Exercise ▸ Search the material for the word "differentiated" and copy each line that holds it.

(Saved data entries)
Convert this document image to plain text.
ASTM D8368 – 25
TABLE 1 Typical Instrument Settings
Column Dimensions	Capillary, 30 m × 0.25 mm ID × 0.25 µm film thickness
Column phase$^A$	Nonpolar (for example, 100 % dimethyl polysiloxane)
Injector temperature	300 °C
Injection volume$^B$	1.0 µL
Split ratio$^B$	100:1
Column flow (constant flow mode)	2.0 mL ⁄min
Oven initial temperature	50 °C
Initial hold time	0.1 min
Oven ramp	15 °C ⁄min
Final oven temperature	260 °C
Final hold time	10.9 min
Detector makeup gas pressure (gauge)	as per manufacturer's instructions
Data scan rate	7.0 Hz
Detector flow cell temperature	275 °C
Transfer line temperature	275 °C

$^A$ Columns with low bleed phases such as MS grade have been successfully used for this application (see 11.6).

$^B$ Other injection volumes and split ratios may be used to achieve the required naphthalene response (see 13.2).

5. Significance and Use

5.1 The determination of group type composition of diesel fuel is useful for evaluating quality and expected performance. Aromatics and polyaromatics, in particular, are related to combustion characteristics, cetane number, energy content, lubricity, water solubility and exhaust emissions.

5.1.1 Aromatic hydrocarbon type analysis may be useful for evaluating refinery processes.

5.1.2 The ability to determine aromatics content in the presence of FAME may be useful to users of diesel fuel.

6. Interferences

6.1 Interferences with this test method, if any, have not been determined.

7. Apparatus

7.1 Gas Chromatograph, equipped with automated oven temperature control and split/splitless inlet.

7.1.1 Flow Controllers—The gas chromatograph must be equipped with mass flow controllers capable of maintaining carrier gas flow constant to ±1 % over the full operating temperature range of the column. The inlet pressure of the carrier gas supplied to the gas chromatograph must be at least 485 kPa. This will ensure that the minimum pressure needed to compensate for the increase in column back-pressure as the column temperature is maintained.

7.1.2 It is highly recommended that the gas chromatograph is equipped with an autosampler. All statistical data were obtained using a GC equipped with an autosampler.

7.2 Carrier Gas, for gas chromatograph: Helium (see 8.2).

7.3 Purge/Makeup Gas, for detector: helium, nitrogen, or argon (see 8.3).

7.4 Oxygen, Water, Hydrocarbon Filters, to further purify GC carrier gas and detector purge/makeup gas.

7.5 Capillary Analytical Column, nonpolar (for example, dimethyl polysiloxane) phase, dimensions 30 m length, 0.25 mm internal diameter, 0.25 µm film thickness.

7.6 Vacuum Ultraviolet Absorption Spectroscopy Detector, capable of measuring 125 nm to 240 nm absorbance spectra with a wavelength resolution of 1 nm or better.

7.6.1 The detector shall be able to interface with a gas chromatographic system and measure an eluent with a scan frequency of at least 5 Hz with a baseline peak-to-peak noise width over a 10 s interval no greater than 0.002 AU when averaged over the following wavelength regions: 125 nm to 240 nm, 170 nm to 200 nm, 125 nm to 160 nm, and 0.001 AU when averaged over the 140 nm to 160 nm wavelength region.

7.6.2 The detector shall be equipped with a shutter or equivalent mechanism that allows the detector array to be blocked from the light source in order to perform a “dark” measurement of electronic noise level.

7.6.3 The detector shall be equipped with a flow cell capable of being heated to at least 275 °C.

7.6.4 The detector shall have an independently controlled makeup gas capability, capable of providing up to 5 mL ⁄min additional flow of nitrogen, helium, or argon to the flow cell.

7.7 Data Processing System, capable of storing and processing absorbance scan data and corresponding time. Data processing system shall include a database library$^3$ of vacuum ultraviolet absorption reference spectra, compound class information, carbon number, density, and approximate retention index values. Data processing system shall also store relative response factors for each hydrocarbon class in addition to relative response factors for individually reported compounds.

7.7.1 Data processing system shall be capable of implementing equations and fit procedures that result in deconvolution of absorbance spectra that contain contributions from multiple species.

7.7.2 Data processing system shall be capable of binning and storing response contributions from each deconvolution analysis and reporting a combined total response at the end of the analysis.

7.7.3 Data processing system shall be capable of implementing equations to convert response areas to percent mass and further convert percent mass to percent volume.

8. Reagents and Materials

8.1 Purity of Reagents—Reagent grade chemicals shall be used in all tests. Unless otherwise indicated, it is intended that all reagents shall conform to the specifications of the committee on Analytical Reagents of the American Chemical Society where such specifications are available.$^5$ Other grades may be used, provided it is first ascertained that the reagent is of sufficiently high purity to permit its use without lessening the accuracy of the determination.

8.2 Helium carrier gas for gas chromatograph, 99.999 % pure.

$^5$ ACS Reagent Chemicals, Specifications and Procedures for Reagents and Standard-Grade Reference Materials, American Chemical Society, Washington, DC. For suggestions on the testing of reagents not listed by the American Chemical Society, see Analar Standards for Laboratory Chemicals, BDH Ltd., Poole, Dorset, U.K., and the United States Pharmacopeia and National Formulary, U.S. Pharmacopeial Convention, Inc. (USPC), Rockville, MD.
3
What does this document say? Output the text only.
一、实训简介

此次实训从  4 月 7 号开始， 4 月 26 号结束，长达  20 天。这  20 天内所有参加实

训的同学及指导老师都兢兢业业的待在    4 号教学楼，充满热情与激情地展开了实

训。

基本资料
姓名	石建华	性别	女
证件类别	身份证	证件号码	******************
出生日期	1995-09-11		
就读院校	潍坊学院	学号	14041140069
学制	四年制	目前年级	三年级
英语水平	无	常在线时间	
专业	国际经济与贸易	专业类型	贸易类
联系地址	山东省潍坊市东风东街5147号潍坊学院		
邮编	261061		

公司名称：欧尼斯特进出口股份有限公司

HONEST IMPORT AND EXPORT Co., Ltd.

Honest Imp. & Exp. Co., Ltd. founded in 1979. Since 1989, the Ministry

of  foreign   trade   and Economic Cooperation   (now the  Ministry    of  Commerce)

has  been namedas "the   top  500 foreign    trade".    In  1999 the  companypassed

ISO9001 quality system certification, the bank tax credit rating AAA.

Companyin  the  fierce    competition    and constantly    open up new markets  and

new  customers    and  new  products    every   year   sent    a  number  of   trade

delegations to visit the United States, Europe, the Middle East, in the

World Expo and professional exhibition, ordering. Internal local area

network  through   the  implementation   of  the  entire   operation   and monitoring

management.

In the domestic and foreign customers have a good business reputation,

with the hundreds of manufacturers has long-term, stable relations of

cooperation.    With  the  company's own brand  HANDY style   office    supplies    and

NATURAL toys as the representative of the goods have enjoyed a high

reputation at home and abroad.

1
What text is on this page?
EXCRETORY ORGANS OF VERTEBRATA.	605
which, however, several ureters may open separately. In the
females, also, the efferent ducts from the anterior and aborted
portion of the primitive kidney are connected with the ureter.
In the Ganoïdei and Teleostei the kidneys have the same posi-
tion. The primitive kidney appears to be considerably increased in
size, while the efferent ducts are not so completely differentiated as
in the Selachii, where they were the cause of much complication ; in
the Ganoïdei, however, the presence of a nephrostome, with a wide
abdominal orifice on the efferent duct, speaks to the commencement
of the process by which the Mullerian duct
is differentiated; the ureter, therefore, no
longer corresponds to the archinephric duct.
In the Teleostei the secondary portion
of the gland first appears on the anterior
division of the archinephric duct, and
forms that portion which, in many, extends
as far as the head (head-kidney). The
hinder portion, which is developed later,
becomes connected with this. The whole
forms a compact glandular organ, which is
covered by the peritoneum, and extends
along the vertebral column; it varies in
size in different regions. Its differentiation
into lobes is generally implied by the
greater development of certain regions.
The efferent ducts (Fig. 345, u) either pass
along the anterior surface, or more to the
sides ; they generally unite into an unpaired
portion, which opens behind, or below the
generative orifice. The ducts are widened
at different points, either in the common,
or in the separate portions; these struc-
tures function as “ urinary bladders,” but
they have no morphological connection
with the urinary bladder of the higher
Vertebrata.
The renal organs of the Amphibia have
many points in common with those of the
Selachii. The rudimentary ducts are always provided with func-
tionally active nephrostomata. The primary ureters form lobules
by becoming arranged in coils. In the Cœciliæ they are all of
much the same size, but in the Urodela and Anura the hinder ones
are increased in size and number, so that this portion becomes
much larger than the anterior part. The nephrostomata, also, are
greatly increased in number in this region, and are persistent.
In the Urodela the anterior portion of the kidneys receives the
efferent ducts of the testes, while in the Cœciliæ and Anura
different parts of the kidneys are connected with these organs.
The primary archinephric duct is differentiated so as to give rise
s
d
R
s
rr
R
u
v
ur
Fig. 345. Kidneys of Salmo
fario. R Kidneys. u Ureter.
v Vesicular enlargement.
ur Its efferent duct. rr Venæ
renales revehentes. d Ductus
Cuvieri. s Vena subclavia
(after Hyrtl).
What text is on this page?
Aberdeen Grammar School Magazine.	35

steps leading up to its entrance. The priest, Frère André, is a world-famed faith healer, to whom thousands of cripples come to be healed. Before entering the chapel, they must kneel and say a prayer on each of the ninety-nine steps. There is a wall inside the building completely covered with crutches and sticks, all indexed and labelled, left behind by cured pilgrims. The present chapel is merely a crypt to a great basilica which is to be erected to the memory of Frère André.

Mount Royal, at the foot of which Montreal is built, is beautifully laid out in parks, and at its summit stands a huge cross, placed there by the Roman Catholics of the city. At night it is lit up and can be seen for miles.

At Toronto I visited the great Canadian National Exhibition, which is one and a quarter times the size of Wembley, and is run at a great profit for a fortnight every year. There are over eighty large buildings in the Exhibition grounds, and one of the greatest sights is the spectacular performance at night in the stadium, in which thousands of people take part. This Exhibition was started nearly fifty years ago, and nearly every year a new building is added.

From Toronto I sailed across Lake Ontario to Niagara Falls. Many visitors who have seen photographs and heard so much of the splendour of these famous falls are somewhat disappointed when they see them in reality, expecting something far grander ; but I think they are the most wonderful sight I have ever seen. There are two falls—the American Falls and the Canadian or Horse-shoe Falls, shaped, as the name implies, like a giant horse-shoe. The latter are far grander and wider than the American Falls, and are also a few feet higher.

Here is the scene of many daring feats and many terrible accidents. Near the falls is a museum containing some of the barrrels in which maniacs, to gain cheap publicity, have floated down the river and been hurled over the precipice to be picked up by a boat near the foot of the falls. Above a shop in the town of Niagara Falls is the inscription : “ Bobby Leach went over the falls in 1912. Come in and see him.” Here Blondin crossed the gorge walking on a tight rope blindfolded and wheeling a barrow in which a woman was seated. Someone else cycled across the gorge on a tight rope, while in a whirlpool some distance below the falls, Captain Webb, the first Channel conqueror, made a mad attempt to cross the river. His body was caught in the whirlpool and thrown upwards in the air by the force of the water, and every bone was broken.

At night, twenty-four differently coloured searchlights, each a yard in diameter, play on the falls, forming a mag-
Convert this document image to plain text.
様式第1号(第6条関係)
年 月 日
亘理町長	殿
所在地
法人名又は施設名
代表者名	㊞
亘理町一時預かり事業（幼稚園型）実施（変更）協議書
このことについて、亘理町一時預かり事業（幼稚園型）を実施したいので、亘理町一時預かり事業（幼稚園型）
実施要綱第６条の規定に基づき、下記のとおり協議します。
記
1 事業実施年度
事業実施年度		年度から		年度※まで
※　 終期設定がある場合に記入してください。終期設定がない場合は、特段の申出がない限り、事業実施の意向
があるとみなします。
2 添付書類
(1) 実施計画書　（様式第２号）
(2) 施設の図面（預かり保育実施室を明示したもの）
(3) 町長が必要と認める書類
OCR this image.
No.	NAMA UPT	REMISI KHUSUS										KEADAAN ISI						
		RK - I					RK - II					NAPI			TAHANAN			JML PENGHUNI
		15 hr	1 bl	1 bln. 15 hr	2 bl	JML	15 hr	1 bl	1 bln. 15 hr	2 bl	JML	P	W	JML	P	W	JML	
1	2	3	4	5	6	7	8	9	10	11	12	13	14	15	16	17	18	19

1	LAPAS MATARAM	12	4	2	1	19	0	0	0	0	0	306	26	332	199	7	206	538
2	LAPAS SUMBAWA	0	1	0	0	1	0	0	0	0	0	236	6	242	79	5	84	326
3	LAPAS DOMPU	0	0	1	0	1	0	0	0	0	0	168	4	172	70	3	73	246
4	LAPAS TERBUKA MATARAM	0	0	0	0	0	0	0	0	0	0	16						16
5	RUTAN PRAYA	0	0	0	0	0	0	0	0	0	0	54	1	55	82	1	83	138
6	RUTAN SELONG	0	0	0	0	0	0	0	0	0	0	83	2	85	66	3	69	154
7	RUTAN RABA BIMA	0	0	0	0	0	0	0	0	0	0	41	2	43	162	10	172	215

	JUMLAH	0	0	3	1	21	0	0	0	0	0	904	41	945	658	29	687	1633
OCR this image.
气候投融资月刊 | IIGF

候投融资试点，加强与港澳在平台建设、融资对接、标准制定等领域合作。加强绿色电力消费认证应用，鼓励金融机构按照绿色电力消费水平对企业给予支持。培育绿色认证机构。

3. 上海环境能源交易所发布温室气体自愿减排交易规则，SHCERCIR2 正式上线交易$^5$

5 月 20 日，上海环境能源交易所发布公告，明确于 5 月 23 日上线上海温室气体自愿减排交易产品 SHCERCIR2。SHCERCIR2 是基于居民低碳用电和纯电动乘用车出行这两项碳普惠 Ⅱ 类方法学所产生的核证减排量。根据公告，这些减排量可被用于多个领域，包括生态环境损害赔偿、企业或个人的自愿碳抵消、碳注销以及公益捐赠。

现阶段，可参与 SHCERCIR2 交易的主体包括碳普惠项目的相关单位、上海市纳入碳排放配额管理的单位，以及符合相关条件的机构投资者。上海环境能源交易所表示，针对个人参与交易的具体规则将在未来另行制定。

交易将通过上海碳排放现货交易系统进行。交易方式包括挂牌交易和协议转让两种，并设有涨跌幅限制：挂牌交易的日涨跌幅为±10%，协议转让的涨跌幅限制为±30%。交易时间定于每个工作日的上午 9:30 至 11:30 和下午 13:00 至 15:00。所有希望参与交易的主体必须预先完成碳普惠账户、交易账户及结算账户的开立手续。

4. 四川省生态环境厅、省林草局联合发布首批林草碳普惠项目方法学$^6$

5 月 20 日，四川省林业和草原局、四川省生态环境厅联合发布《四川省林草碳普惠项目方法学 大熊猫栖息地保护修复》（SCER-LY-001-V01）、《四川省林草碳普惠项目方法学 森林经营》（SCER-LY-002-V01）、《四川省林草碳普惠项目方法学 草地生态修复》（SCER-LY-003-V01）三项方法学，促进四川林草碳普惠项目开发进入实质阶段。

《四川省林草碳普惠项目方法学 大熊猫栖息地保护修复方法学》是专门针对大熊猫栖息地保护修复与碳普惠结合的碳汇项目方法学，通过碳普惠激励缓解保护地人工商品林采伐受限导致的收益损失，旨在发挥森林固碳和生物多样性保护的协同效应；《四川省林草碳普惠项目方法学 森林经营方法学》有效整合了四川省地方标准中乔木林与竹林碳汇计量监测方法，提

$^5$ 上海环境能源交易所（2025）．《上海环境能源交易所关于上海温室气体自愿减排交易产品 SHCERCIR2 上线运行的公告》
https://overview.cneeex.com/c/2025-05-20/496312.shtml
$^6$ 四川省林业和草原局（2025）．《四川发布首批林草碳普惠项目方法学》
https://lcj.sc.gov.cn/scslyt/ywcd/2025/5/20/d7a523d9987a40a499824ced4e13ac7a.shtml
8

Task solution ▸
size, while the efferent ducts are not so completely differentiated as
is differentiated; the ureter, therefore, no
The primary archinephric duct is differentiated so as to give rise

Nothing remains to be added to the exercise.